YOUR TASK: Return the material below verbatim, starting at its first line and ending with the line that contains "cell-value-label: 0.8379 <box>442", both included.

THE INPUT:
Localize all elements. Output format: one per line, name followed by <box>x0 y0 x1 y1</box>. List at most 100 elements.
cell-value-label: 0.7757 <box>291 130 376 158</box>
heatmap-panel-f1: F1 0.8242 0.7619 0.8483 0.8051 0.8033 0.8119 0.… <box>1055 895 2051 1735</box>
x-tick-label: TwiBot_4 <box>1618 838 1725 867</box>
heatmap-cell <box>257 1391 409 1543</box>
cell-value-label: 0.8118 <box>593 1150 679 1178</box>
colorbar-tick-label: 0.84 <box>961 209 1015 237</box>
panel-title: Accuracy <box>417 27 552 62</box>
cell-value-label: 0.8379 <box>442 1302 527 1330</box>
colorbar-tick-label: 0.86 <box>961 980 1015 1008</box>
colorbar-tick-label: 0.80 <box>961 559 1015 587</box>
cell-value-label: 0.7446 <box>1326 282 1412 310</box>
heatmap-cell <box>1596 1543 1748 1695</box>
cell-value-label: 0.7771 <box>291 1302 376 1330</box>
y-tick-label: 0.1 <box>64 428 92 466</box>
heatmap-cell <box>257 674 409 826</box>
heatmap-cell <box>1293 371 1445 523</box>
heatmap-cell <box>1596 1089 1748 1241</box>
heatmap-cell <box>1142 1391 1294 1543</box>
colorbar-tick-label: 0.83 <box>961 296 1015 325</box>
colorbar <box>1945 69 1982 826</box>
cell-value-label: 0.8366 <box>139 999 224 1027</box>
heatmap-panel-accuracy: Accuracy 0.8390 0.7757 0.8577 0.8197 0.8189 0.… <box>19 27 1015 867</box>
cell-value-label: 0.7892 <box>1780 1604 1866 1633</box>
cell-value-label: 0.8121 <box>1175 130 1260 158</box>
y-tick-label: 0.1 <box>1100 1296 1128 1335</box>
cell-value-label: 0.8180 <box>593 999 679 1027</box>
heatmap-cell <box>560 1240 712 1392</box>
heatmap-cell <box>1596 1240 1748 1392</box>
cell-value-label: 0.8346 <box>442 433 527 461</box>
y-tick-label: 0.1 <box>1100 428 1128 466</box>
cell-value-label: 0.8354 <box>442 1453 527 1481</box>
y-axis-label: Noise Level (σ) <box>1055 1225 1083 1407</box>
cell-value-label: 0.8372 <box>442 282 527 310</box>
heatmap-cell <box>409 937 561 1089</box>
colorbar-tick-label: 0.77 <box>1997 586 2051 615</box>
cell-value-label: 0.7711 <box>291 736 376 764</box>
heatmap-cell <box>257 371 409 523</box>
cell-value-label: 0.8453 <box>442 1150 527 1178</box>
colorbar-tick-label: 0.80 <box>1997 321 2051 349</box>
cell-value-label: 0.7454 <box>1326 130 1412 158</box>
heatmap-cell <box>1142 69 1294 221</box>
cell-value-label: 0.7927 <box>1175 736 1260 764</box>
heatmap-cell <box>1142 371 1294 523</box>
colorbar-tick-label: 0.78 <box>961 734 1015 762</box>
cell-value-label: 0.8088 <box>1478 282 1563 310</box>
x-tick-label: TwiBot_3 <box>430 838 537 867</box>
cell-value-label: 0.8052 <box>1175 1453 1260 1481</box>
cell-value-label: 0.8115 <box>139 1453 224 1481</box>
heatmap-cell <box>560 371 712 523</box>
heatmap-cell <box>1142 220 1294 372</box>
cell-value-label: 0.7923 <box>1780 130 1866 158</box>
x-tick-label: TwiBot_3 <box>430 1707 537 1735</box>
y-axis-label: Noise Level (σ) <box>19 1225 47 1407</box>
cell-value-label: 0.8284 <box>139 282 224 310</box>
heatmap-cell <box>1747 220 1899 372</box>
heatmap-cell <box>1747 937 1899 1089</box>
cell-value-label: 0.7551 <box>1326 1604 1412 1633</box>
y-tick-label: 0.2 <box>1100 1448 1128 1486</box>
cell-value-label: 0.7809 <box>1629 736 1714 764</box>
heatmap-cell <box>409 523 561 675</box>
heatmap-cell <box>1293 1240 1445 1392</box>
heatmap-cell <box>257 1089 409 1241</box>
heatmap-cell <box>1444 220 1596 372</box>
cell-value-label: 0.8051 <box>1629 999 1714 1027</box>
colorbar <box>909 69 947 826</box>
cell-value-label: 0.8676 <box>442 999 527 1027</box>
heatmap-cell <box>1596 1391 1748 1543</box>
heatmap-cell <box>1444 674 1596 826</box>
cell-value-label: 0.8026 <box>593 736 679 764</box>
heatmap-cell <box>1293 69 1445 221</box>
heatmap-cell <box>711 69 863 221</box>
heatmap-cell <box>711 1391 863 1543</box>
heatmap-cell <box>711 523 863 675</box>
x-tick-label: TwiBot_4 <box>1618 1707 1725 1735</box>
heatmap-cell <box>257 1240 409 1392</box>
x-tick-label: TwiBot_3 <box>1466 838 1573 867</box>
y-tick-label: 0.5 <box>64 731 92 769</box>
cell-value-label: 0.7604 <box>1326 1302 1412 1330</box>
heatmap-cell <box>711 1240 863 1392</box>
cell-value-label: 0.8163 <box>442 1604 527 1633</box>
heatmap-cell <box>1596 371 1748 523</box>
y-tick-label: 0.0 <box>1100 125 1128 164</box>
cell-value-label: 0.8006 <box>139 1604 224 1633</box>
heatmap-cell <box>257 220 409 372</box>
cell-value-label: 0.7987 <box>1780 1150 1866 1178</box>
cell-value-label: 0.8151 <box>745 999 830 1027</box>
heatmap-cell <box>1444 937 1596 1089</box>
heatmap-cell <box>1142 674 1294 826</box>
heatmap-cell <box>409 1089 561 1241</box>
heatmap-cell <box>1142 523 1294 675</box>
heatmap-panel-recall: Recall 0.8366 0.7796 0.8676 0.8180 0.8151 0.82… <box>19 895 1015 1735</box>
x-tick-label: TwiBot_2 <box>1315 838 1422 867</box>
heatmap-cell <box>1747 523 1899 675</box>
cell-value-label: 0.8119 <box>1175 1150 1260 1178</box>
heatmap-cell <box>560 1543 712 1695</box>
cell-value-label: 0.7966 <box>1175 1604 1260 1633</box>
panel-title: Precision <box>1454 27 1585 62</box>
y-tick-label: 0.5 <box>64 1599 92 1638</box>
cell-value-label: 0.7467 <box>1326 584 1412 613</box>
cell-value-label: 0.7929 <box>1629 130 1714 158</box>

TASK RESULT:
Localize all elements. Output format: one per line, name followed by <box>x0 y0 x1 y1</box>. List at most 100 elements.
cell-value-label: 0.7757 <box>291 130 376 158</box>
heatmap-panel-f1: F1 0.8242 0.7619 0.8483 0.8051 0.8033 0.8119 0.… <box>1055 895 2051 1735</box>
x-tick-label: TwiBot_4 <box>1618 838 1725 867</box>
heatmap-cell <box>257 1391 409 1543</box>
cell-value-label: 0.8118 <box>593 1150 679 1178</box>
colorbar-tick-label: 0.84 <box>961 209 1015 237</box>
panel-title: Accuracy <box>417 27 552 62</box>
cell-value-label: 0.8379 <box>442 1302 527 1330</box>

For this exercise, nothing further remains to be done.